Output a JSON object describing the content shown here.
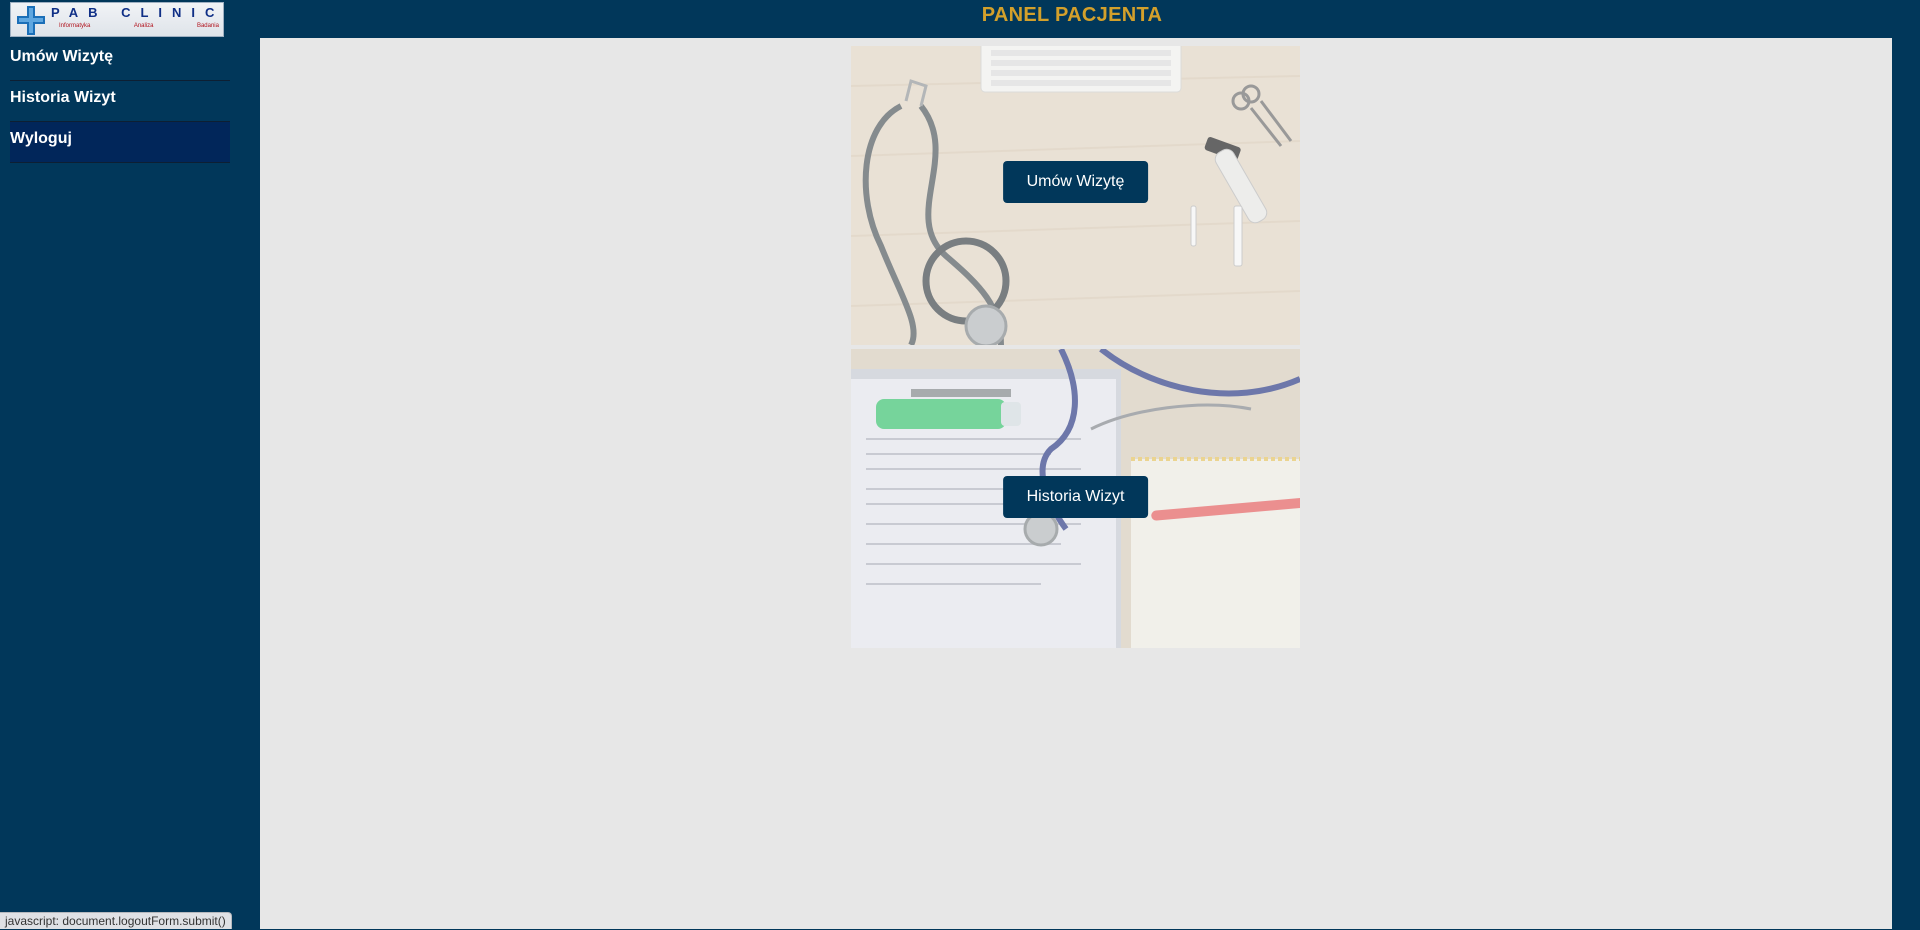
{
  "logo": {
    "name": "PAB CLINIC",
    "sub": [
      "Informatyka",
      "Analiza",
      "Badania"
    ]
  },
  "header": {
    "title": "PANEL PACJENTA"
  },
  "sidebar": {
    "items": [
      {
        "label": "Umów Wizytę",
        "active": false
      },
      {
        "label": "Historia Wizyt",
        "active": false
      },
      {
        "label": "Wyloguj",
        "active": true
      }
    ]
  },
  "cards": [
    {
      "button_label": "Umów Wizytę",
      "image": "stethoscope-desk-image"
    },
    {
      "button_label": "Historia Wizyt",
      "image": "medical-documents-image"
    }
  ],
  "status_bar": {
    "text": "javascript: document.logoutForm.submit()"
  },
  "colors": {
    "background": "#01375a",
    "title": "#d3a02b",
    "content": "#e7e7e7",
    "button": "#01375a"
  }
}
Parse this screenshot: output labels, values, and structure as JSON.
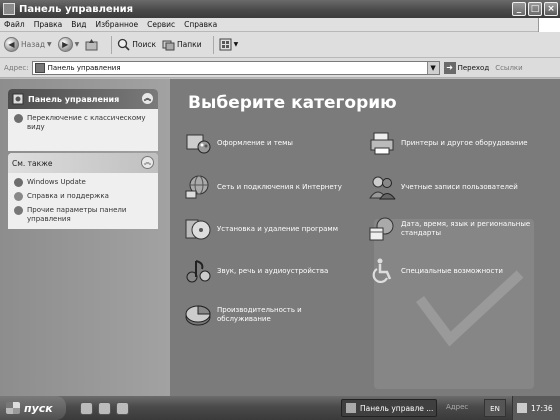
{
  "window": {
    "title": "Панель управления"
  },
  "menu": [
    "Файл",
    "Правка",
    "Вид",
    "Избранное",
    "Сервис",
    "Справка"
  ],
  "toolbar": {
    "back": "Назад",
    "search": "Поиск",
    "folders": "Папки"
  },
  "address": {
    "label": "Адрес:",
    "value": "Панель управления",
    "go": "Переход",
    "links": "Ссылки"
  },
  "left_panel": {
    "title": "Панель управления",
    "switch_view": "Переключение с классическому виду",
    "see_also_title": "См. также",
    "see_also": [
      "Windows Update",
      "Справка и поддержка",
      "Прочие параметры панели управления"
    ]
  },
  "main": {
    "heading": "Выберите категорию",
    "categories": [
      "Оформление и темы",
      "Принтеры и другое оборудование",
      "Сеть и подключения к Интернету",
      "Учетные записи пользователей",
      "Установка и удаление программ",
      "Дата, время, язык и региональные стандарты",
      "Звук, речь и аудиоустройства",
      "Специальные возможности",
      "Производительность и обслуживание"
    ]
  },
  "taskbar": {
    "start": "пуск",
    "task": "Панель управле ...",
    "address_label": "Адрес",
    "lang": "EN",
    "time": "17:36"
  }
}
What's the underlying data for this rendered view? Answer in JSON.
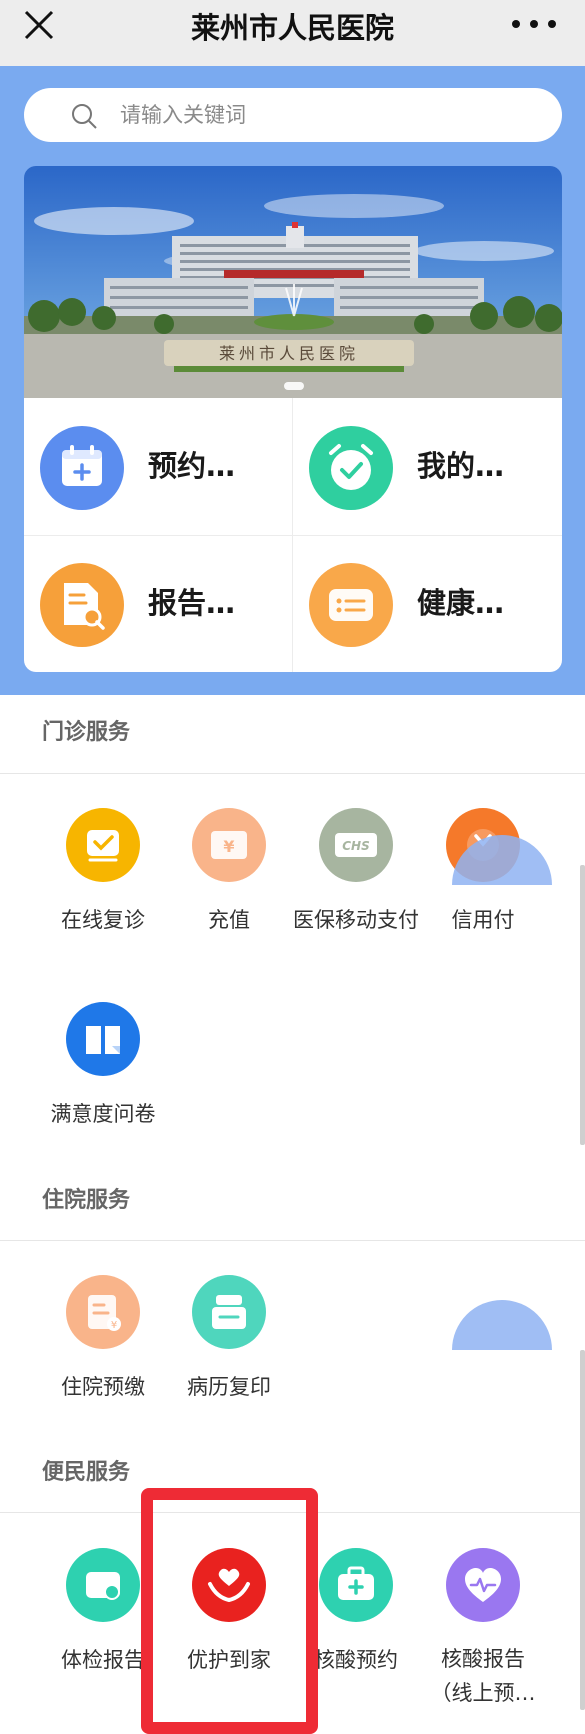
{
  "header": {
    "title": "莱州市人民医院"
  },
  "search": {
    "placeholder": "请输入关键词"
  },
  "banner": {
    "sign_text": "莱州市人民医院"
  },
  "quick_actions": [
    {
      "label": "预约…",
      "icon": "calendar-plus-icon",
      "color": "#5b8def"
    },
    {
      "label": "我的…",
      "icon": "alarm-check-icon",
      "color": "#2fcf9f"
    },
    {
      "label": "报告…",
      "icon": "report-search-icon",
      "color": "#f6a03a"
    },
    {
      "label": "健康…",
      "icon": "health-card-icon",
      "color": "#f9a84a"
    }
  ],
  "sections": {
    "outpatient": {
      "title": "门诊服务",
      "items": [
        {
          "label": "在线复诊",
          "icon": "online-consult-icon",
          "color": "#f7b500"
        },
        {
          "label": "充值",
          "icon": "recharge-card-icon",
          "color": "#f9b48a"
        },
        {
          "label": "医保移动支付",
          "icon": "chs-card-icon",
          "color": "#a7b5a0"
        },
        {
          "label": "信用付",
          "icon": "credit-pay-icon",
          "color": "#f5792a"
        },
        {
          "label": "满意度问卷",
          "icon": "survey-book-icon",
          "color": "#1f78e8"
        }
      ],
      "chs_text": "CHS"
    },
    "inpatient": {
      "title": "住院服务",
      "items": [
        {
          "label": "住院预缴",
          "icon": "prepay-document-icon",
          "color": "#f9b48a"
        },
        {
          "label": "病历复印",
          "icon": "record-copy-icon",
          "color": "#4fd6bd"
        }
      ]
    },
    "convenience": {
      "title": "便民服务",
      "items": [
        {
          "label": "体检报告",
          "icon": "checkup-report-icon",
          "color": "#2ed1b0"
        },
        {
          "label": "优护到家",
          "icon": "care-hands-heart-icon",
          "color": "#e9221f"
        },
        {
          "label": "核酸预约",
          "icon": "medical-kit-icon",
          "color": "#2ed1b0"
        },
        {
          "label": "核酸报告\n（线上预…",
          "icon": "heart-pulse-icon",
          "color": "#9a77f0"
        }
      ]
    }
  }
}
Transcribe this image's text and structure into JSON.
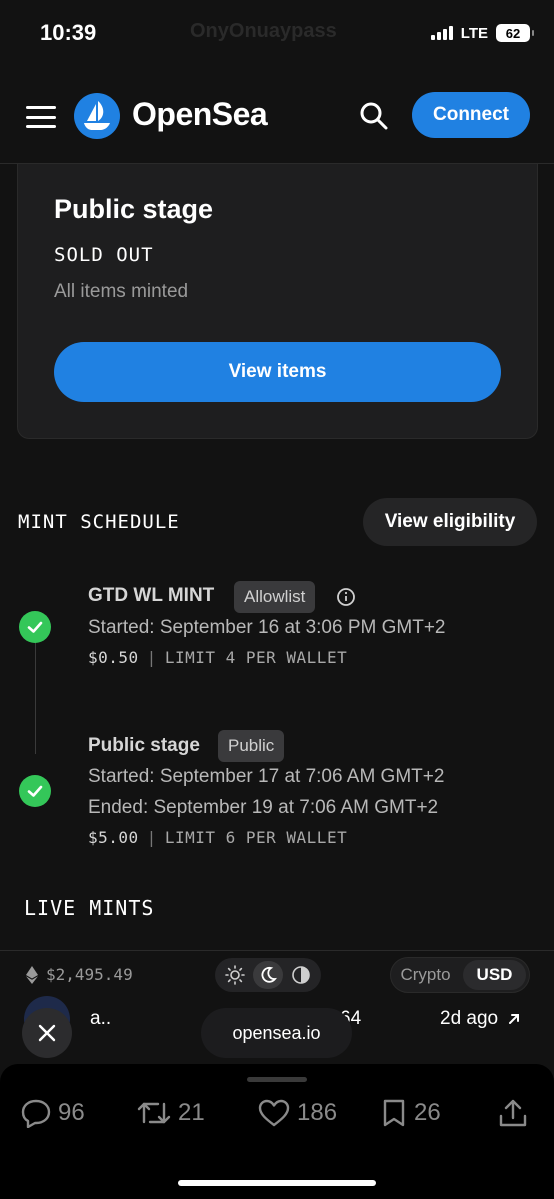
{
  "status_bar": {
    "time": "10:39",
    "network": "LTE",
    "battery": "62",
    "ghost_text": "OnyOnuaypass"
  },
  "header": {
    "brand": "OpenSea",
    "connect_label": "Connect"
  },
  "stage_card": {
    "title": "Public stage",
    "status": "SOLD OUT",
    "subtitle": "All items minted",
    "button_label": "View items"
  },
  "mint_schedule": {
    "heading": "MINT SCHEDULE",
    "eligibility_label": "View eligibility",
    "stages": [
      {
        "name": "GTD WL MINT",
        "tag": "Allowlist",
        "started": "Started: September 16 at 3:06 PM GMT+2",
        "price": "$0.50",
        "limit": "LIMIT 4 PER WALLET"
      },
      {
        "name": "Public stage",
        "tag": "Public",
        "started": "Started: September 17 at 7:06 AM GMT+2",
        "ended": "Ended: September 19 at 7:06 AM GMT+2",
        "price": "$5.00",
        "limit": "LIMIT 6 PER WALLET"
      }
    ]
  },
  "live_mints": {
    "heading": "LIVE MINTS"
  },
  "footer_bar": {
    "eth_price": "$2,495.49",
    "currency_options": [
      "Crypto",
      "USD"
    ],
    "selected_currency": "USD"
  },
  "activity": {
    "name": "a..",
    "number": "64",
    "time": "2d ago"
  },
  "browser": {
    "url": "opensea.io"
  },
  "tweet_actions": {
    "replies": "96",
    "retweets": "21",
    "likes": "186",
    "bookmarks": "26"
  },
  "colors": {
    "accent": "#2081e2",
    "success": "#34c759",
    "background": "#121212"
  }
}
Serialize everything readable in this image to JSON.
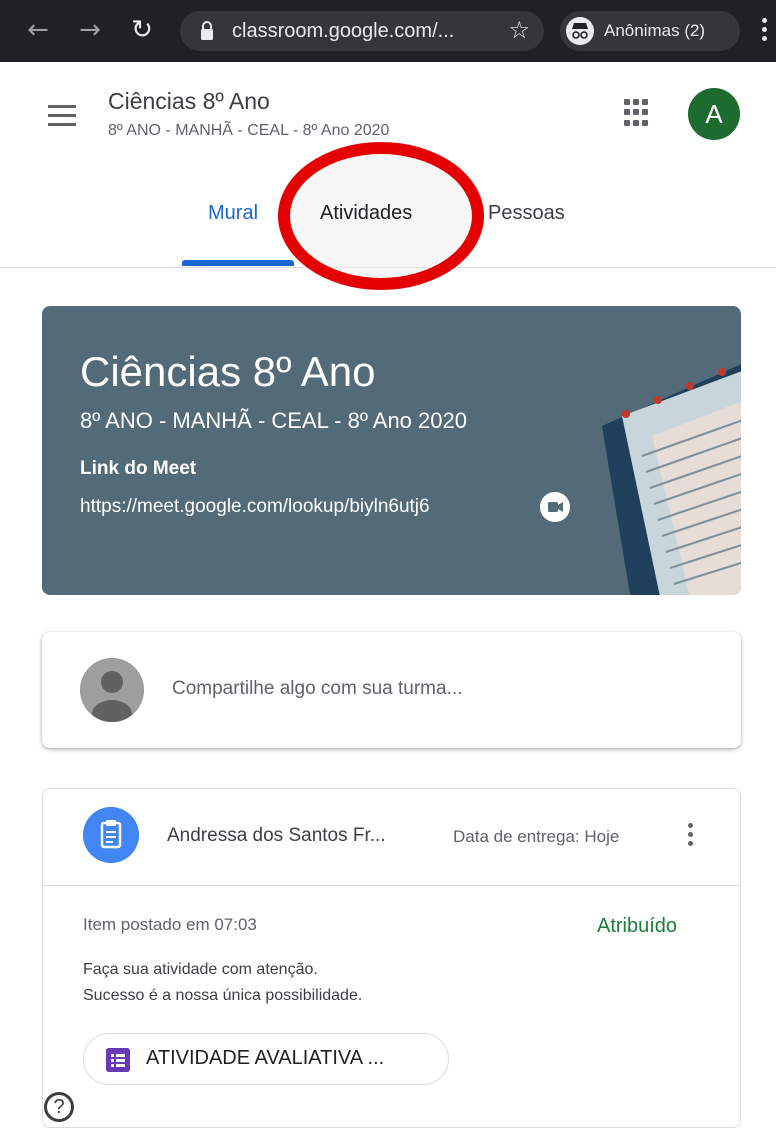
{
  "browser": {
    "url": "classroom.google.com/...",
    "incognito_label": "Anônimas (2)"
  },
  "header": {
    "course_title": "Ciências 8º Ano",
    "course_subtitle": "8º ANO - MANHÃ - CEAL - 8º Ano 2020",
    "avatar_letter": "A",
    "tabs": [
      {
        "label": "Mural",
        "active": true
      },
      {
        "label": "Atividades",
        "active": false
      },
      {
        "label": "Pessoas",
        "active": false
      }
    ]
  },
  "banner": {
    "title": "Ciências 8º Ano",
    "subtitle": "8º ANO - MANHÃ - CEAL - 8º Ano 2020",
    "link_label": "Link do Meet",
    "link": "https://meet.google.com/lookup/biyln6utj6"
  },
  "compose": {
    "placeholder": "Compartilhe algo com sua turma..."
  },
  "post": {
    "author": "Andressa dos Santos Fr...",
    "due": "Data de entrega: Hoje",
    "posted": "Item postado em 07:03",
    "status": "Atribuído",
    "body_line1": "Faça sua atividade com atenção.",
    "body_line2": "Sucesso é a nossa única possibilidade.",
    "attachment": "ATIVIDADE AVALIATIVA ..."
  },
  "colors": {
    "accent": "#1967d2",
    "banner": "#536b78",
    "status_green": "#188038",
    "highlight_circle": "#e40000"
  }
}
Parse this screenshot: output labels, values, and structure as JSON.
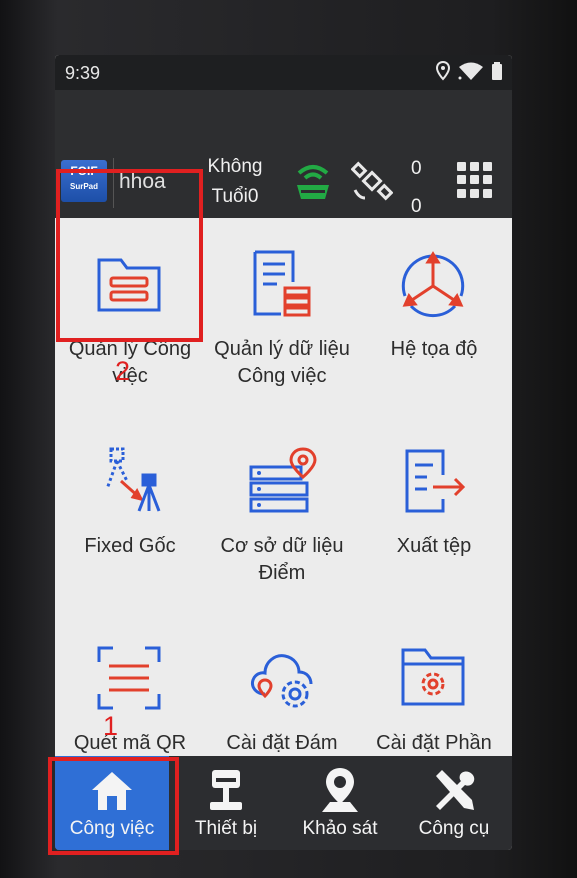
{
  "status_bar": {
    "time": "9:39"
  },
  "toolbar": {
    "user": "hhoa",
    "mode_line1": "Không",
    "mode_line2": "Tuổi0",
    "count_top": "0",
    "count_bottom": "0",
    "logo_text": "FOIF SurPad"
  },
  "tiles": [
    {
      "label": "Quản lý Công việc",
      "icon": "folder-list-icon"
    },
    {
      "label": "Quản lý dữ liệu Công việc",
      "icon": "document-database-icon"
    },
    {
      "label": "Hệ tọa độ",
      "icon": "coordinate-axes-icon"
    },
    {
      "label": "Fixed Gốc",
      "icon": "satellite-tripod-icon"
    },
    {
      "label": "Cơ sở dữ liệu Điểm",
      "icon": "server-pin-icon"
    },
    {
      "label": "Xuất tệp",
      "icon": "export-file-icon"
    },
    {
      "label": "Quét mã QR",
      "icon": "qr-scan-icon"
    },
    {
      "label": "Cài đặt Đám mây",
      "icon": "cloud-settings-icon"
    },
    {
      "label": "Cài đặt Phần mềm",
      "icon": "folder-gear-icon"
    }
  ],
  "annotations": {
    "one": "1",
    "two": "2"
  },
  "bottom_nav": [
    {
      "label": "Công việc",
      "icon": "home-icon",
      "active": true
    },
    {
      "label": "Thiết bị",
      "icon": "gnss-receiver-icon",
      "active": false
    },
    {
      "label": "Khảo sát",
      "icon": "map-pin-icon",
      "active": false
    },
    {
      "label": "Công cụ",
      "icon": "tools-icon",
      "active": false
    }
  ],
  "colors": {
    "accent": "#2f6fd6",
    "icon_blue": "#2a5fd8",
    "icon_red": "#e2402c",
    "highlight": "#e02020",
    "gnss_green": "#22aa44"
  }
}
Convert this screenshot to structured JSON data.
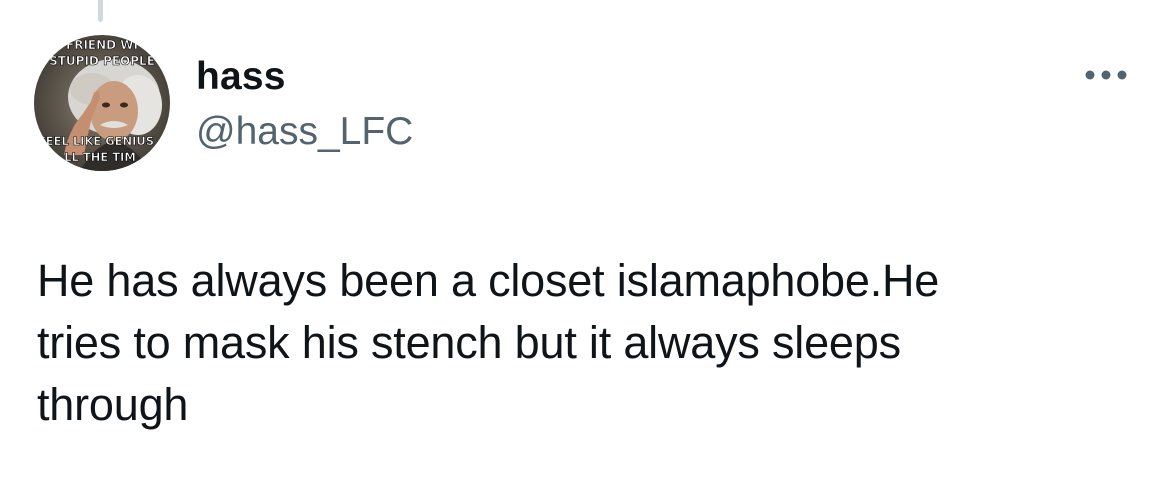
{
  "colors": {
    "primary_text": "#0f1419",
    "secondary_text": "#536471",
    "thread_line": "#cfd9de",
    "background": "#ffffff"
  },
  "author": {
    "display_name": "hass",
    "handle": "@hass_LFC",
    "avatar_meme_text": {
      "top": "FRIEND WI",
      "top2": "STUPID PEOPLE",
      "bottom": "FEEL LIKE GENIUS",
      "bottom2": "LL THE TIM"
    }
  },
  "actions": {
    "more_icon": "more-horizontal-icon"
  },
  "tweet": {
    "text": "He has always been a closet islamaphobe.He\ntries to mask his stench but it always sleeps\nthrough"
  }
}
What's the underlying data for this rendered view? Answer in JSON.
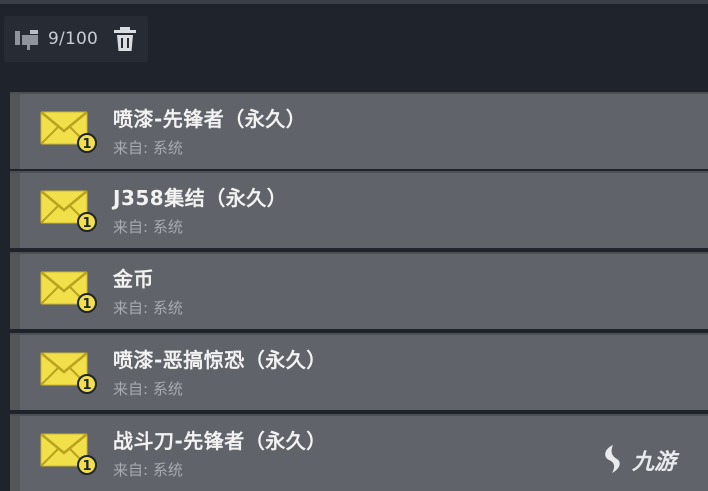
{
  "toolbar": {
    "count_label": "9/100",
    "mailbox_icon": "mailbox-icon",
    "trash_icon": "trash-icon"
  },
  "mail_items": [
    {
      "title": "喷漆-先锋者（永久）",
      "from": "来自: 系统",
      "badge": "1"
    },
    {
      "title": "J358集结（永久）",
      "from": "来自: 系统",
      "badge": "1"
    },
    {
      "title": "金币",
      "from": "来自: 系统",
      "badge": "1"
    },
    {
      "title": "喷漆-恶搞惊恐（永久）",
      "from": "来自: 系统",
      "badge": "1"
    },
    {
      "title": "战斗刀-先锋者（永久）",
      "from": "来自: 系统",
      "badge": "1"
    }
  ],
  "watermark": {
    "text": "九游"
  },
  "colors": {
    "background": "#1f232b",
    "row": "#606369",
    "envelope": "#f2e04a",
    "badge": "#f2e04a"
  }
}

Aim of the task:
Find the lines above holding the word "Панель" and show them.

Response:
    "title": "Панель управления"
    "value": "Панель управления",
    "title": "Панель управления",
    "task": "Панель управле ...",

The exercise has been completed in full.